**EXERCISE DESCRIPTION**
Restate each of the lines given below, word for word.

**DATASET RECORDS**
_ _ _ _

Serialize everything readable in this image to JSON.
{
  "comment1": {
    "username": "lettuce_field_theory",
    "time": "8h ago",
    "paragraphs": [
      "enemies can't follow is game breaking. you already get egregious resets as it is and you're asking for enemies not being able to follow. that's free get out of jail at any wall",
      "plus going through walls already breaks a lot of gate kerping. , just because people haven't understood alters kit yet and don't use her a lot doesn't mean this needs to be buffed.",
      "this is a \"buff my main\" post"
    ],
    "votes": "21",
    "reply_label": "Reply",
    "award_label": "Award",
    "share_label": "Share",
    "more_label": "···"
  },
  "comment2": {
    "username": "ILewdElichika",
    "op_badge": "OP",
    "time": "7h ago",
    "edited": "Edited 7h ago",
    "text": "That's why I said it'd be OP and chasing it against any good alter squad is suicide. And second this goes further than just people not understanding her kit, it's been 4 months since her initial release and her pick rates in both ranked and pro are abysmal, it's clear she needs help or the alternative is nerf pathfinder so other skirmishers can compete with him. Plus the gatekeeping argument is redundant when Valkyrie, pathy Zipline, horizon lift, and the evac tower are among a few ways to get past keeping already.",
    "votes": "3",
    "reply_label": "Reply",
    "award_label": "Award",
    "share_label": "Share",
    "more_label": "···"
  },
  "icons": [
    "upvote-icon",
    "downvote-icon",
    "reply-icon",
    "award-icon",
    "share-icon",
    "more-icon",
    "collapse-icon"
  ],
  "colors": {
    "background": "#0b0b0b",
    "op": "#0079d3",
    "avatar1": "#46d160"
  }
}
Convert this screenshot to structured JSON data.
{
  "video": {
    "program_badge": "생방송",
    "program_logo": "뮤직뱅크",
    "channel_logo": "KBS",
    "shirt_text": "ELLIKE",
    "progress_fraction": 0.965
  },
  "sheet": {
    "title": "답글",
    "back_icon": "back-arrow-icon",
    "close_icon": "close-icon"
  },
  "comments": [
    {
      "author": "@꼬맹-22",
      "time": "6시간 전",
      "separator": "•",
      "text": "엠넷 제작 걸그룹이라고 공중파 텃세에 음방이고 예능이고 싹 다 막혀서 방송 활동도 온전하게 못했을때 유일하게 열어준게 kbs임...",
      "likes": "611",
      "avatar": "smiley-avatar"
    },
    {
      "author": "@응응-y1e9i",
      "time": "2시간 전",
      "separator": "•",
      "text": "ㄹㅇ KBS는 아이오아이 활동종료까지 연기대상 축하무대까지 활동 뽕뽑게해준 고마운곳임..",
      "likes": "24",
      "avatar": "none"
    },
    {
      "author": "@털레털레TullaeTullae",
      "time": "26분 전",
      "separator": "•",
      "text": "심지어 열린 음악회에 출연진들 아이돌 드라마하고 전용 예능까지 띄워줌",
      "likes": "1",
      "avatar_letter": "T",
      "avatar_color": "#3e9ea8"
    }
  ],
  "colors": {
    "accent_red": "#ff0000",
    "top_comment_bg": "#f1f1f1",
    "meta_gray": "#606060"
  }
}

_ _ _ _

**WRITTEN RESPONSE**
Serialize everything readable in this image to JSON.
{
  "comment1": {
    "username": "lettuce_field_theory",
    "time": "8h ago",
    "paragraphs": [
      "enemies can't follow is game breaking. you already get egregious resets as it is and you're asking for enemies not being able to follow. that's free get out of jail at any wall",
      "plus going through walls already breaks a lot of gate kerping. , just because people haven't understood alters kit yet and don't use her a lot doesn't mean this needs to be buffed.",
      "this is a \"buff my main\" post"
    ],
    "votes": "21",
    "reply_label": "Reply",
    "award_label": "Award",
    "share_label": "Share",
    "more_label": "···"
  },
  "comment2": {
    "username": "ILewdElichika",
    "op_badge": "OP",
    "time": "7h ago",
    "edited": "Edited 7h ago",
    "text": "That's why I said it'd be OP and chasing it against any good alter squad is suicide. And second this goes further than just people not understanding her kit, it's been 4 months since her initial release and her pick rates in both ranked and pro are abysmal, it's clear she needs help or the alternative is nerf pathfinder so other skirmishers can compete with him. Plus the gatekeeping argument is redundant when Valkyrie, pathy Zipline, horizon lift, and the evac tower are among a few ways to get past keeping already.",
    "votes": "3",
    "reply_label": "Reply",
    "award_label": "Award",
    "share_label": "Share",
    "more_label": "···"
  },
  "icons": [
    "upvote-icon",
    "downvote-icon",
    "reply-icon",
    "award-icon",
    "share-icon",
    "more-icon",
    "collapse-icon"
  ],
  "colors": {
    "background": "#0b0b0b",
    "op": "#0079d3",
    "avatar1": "#46d160"
  }
}
Convert this screenshot to structured JSON data.
{
  "video": {
    "program_badge": "생방송",
    "program_logo": "뮤직뱅크",
    "channel_logo": "KBS",
    "shirt_text": "ELLIKE",
    "progress_fraction": 0.965
  },
  "sheet": {
    "title": "답글",
    "back_icon": "back-arrow-icon",
    "close_icon": "close-icon"
  },
  "comments": [
    {
      "author": "@꼬맹-22",
      "time": "6시간 전",
      "separator": "•",
      "text": "엠넷 제작 걸그룹이라고 공중파 텃세에 음방이고 예능이고 싹 다 막혀서 방송 활동도 온전하게 못했을때 유일하게 열어준게 kbs임...",
      "likes": "611",
      "avatar": "smiley-avatar"
    },
    {
      "author": "@응응-y1e9i",
      "time": "2시간 전",
      "separator": "•",
      "text": "ㄹㅇ KBS는 아이오아이 활동종료까지 연기대상 축하무대까지 활동 뽕뽑게해준 고마운곳임..",
      "likes": "24",
      "avatar": "none"
    },
    {
      "author": "@털레털레TullaeTullae",
      "time": "26분 전",
      "separator": "•",
      "text": "심지어 열린 음악회에 출연진들 아이돌 드라마하고 전용 예능까지 띄워줌",
      "likes": "1",
      "avatar_letter": "T",
      "avatar_color": "#3e9ea8"
    }
  ],
  "colors": {
    "accent_red": "#ff0000",
    "top_comment_bg": "#f1f1f1",
    "meta_gray": "#606060"
  }
}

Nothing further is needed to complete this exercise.